Each line that includes the string "Disk" counts once; give the total and nothing else.

◇ ◇ ◇ ◇ ◇ ◇ ◇

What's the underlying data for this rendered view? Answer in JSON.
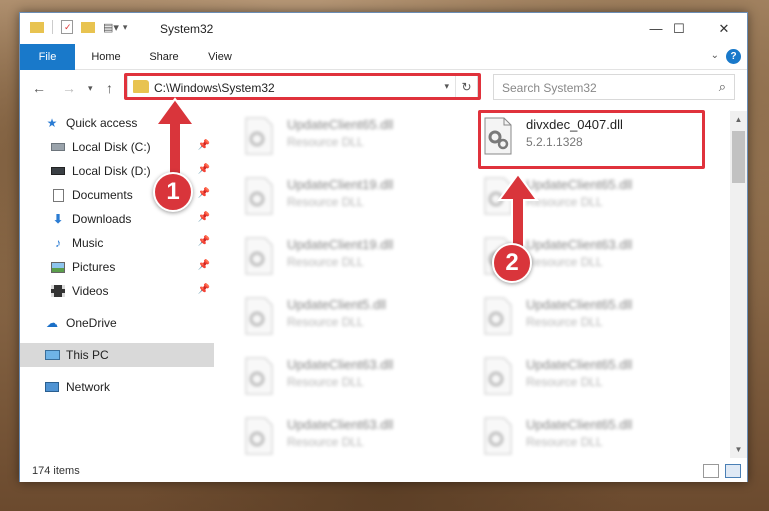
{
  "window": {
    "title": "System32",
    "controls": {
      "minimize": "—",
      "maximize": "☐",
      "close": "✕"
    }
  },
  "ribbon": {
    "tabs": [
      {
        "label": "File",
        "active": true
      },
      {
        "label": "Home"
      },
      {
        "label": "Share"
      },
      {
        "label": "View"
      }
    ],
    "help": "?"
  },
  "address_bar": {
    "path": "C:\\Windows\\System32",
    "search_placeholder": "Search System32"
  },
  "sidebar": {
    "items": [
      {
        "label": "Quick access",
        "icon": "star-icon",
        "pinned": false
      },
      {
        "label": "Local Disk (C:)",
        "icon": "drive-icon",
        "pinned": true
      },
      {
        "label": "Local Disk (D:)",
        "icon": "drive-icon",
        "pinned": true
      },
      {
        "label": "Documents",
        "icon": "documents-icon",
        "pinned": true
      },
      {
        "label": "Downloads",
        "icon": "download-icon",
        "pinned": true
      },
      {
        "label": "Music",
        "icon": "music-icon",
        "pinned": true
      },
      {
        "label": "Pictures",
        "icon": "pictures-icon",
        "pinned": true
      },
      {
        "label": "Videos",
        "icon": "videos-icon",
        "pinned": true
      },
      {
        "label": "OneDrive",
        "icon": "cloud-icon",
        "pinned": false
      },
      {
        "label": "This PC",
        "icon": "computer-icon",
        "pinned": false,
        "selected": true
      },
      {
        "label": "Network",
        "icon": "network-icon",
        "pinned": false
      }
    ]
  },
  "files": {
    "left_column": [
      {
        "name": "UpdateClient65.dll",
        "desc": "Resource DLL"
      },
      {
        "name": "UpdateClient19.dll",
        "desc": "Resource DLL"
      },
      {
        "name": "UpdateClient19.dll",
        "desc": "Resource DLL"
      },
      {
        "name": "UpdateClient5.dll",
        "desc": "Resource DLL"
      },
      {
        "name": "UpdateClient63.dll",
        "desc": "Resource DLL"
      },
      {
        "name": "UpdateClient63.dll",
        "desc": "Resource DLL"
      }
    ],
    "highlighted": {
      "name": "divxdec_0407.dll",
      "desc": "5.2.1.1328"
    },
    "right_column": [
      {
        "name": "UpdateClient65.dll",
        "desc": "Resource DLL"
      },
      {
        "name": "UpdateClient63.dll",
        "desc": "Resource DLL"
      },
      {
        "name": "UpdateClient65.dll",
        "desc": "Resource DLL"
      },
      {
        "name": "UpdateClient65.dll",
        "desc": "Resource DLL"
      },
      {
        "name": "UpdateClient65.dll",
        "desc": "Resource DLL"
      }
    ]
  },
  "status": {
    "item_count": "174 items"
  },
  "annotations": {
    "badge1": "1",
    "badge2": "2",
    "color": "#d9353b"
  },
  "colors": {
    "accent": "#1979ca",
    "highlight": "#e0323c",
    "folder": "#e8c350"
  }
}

◇ ◇ ◇ ◇ ◇ ◇ ◇

— The output —
2